= Data for this exercise =
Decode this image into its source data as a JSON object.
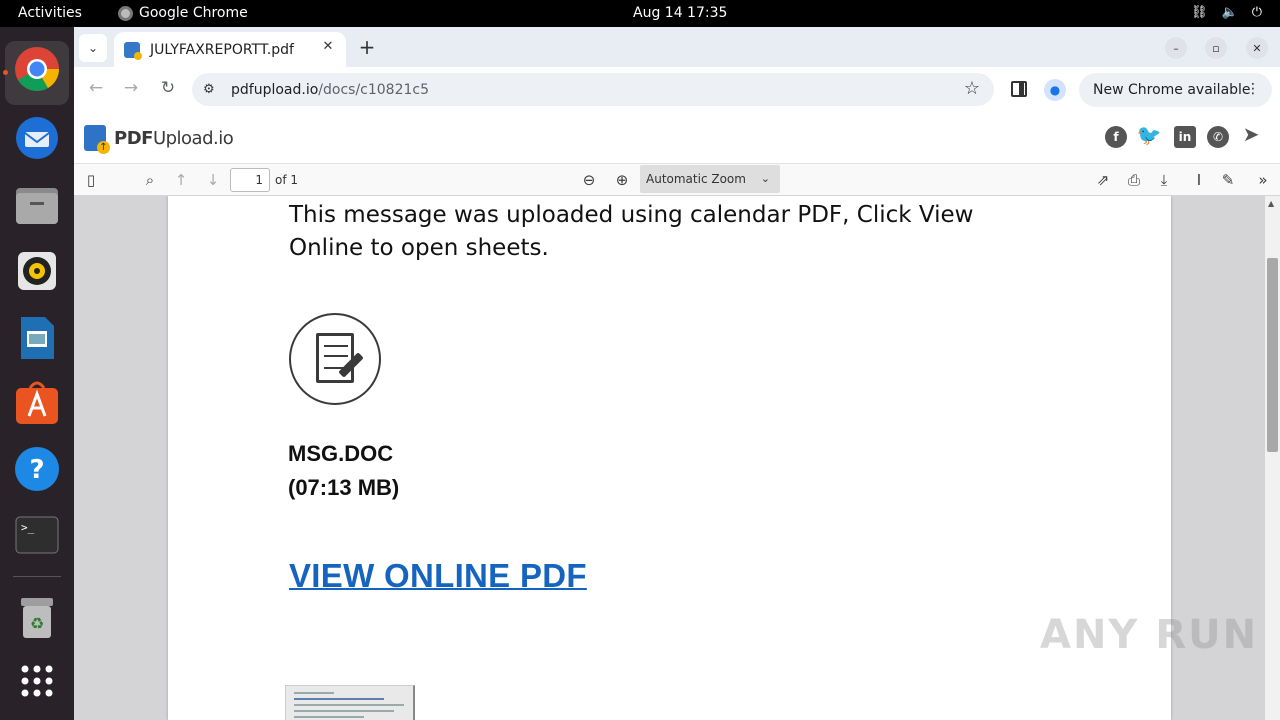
{
  "topbar": {
    "activities": "Activities",
    "app_name": "Google Chrome",
    "clock": "Aug 14  17:35"
  },
  "dock": {
    "items": [
      "chrome-icon",
      "thunderbird-icon",
      "files-icon",
      "rhythmbox-icon",
      "writer-icon",
      "app-center-icon",
      "help-icon",
      "terminal-icon",
      "trash-icon",
      "app-grid-icon"
    ]
  },
  "browser": {
    "tab_title": "JULYFAXREPORTT.pdf",
    "url_host": "pdfupload.io",
    "url_path": "/docs/c10821c5",
    "update_label": "New Chrome available"
  },
  "site": {
    "brand_bold": "PDF",
    "brand_rest": "Upload.io",
    "share_icons": [
      "facebook-icon",
      "twitter-icon",
      "linkedin-icon",
      "whatsapp-icon",
      "telegram-icon"
    ]
  },
  "pdf_toolbar": {
    "page_number": "1",
    "page_of": "of 1",
    "zoom": "Automatic Zoom"
  },
  "pdf_content": {
    "message": "This message was uploaded using calendar PDF, Click View Online to open sheets.",
    "file_name": "MSG.DOC",
    "file_size": "(07:13 MB)",
    "view_link": "VIEW ONLINE PDF"
  },
  "watermark": "ANY RUN",
  "colors": {
    "link": "#1565c0",
    "dock_bg": "#2a2229",
    "accent": "#e95420"
  }
}
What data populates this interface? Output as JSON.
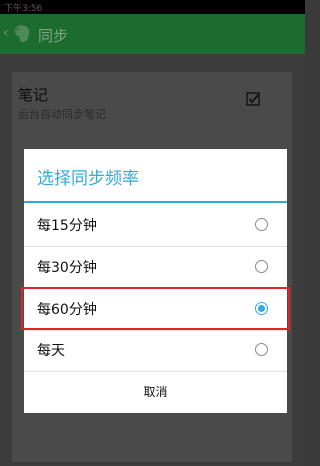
{
  "status_bar": {
    "time": "下午3:56"
  },
  "app_bar": {
    "back_glyph": "‹",
    "logo_icon": "evernote-elephant-icon",
    "title": "同步",
    "color": "#1d6b2e"
  },
  "background_setting": {
    "title": "笔记",
    "subtitle": "后台自动同步笔记",
    "checked": true
  },
  "dialog": {
    "title": "选择同步频率",
    "accent_color": "#33aadc",
    "highlight_color": "#e0242c",
    "options": [
      {
        "label": "每15分钟",
        "selected": false
      },
      {
        "label": "每30分钟",
        "selected": false
      },
      {
        "label": "每60分钟",
        "selected": true
      },
      {
        "label": "每天",
        "selected": false
      }
    ],
    "cancel_label": "取消"
  }
}
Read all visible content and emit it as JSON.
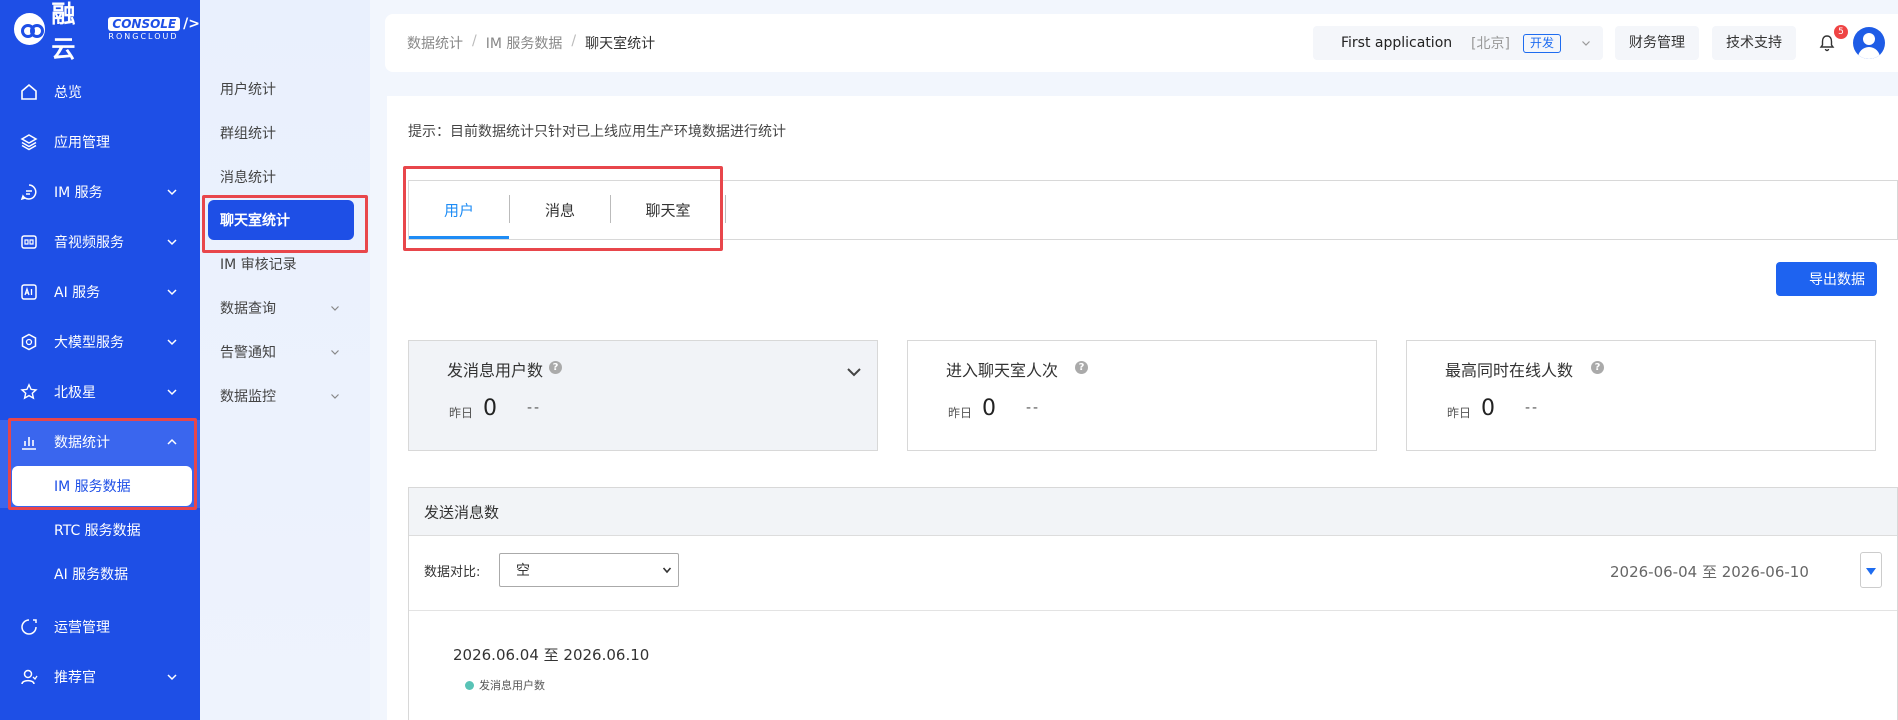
{
  "brand": {
    "name": "融云",
    "console": "CONSOLE",
    "console_slash": "/>",
    "sub": "RONGCLOUD"
  },
  "sidebar": {
    "items": [
      {
        "label": "总览",
        "icon": "home-icon"
      },
      {
        "label": "应用管理",
        "icon": "layers-icon"
      },
      {
        "label": "IM 服务",
        "icon": "chat-icon"
      },
      {
        "label": "音视频服务",
        "icon": "video-icon"
      },
      {
        "label": "AI 服务",
        "icon": "ai-icon"
      },
      {
        "label": "大模型服务",
        "icon": "model-icon"
      },
      {
        "label": "北极星",
        "icon": "star-icon"
      },
      {
        "label": "数据统计",
        "icon": "bar-chart-icon"
      },
      {
        "label": "运营管理",
        "icon": "operations-icon"
      },
      {
        "label": "推荐官",
        "icon": "user-icon"
      }
    ],
    "sub_items": [
      {
        "label": "IM 服务数据"
      },
      {
        "label": "RTC 服务数据"
      },
      {
        "label": "AI 服务数据"
      }
    ]
  },
  "subnav": {
    "items": [
      {
        "label": "用户统计"
      },
      {
        "label": "群组统计"
      },
      {
        "label": "消息统计"
      },
      {
        "label": "聊天室统计"
      },
      {
        "label": "IM 审核记录"
      },
      {
        "label": "数据查询"
      },
      {
        "label": "告警通知"
      },
      {
        "label": "数据监控"
      }
    ]
  },
  "header": {
    "breadcrumb": [
      "数据统计",
      "IM 服务数据",
      "聊天室统计"
    ],
    "breadcrumb_sep": "/",
    "app_name": "First application",
    "region": "[北京]",
    "env": "开发",
    "finance": "财务管理",
    "support": "技术支持",
    "notification_count": "5"
  },
  "main": {
    "tip": "提示：目前数据统计只针对已上线应用生产环境数据进行统计",
    "tabs": [
      "用户",
      "消息",
      "聊天室"
    ],
    "export_label": "导出数据",
    "cards": [
      {
        "title": "发消息用户数",
        "yesterday_label": "昨日",
        "value": "0",
        "trend": "--"
      },
      {
        "title": "进入聊天室人次",
        "yesterday_label": "昨日",
        "value": "0",
        "trend": "--"
      },
      {
        "title": "最高同时在线人数",
        "yesterday_label": "昨日",
        "value": "0",
        "trend": "--"
      }
    ],
    "help_glyph": "?",
    "panel": {
      "title": "发送消息数",
      "compare_label": "数据对比:",
      "compare_value": "空",
      "date_range": "2026-06-04 至 2026-06-10",
      "chart_title": "2026.06.04 至 2026.06.10",
      "legend": "发消息用户数"
    }
  },
  "colors": {
    "brand": "#1e4fe6",
    "accent": "#1e8cf5",
    "highlight_box": "#e8464b",
    "legend_dot": "#59c3b6"
  }
}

= Job =
Copy out the whole listing exactly, and don't carry over any pictures.

= Reply =
Decode this image into its source data as a JSON object.
{
  "topbar": {
    "activities": "Activities",
    "app_name": "Google Chrome",
    "clock": "Aug 14  17:35"
  },
  "dock": {
    "items": [
      "chrome-icon",
      "thunderbird-icon",
      "files-icon",
      "rhythmbox-icon",
      "writer-icon",
      "app-center-icon",
      "help-icon",
      "terminal-icon",
      "trash-icon",
      "app-grid-icon"
    ]
  },
  "browser": {
    "tab_title": "JULYFAXREPORTT.pdf",
    "url_host": "pdfupload.io",
    "url_path": "/docs/c10821c5",
    "update_label": "New Chrome available"
  },
  "site": {
    "brand_bold": "PDF",
    "brand_rest": "Upload.io",
    "share_icons": [
      "facebook-icon",
      "twitter-icon",
      "linkedin-icon",
      "whatsapp-icon",
      "telegram-icon"
    ]
  },
  "pdf_toolbar": {
    "page_number": "1",
    "page_of": "of 1",
    "zoom": "Automatic Zoom"
  },
  "pdf_content": {
    "message": "This message was uploaded using calendar PDF, Click View Online to open sheets.",
    "file_name": "MSG.DOC",
    "file_size": "(07:13 MB)",
    "view_link": "VIEW ONLINE PDF"
  },
  "watermark": "ANY RUN",
  "colors": {
    "link": "#1565c0",
    "dock_bg": "#2a2229",
    "accent": "#e95420"
  }
}
What data populates this interface? Output as JSON.
{
  "status_bar": {
    "time": "下午3:56"
  },
  "app_bar": {
    "back_glyph": "‹",
    "logo_icon": "evernote-elephant-icon",
    "title": "同步",
    "color": "#1d6b2e"
  },
  "background_setting": {
    "title": "笔记",
    "subtitle": "后台自动同步笔记",
    "checked": true
  },
  "dialog": {
    "title": "选择同步频率",
    "accent_color": "#33aadc",
    "highlight_color": "#e0242c",
    "options": [
      {
        "label": "每15分钟",
        "selected": false
      },
      {
        "label": "每30分钟",
        "selected": false
      },
      {
        "label": "每60分钟",
        "selected": true
      },
      {
        "label": "每天",
        "selected": false
      }
    ],
    "cancel_label": "取消"
  }
}
Read all visible content and emit it as JSON.
{
  "brand": {
    "name": "融云",
    "console": "CONSOLE",
    "console_slash": "/>",
    "sub": "RONGCLOUD"
  },
  "sidebar": {
    "items": [
      {
        "label": "总览",
        "icon": "home-icon"
      },
      {
        "label": "应用管理",
        "icon": "layers-icon"
      },
      {
        "label": "IM 服务",
        "icon": "chat-icon"
      },
      {
        "label": "音视频服务",
        "icon": "video-icon"
      },
      {
        "label": "AI 服务",
        "icon": "ai-icon"
      },
      {
        "label": "大模型服务",
        "icon": "model-icon"
      },
      {
        "label": "北极星",
        "icon": "star-icon"
      },
      {
        "label": "数据统计",
        "icon": "bar-chart-icon"
      },
      {
        "label": "运营管理",
        "icon": "operations-icon"
      },
      {
        "label": "推荐官",
        "icon": "user-icon"
      }
    ],
    "sub_items": [
      {
        "label": "IM 服务数据"
      },
      {
        "label": "RTC 服务数据"
      },
      {
        "label": "AI 服务数据"
      }
    ]
  },
  "subnav": {
    "items": [
      {
        "label": "用户统计"
      },
      {
        "label": "群组统计"
      },
      {
        "label": "消息统计"
      },
      {
        "label": "聊天室统计"
      },
      {
        "label": "IM 审核记录"
      },
      {
        "label": "数据查询"
      },
      {
        "label": "告警通知"
      },
      {
        "label": "数据监控"
      }
    ]
  },
  "header": {
    "breadcrumb": [
      "数据统计",
      "IM 服务数据",
      "聊天室统计"
    ],
    "breadcrumb_sep": "/",
    "app_name": "First application",
    "region": "[北京]",
    "env": "开发",
    "finance": "财务管理",
    "support": "技术支持",
    "notification_count": "5"
  },
  "main": {
    "tip": "提示：目前数据统计只针对已上线应用生产环境数据进行统计",
    "tabs": [
      "用户",
      "消息",
      "聊天室"
    ],
    "export_label": "导出数据",
    "cards": [
      {
        "title": "发消息用户数",
        "yesterday_label": "昨日",
        "value": "0",
        "trend": "--"
      },
      {
        "title": "进入聊天室人次",
        "yesterday_label": "昨日",
        "value": "0",
        "trend": "--"
      },
      {
        "title": "最高同时在线人数",
        "yesterday_label": "昨日",
        "value": "0",
        "trend": "--"
      }
    ],
    "help_glyph": "?",
    "panel": {
      "title": "发送消息数",
      "compare_label": "数据对比:",
      "compare_value": "空",
      "date_range": "2026-06-04 至 2026-06-10",
      "chart_title": "2026.06.04 至 2026.06.10",
      "legend": "发消息用户数"
    }
  },
  "colors": {
    "brand": "#1e4fe6",
    "accent": "#1e8cf5",
    "highlight_box": "#e8464b",
    "legend_dot": "#59c3b6"
  }
}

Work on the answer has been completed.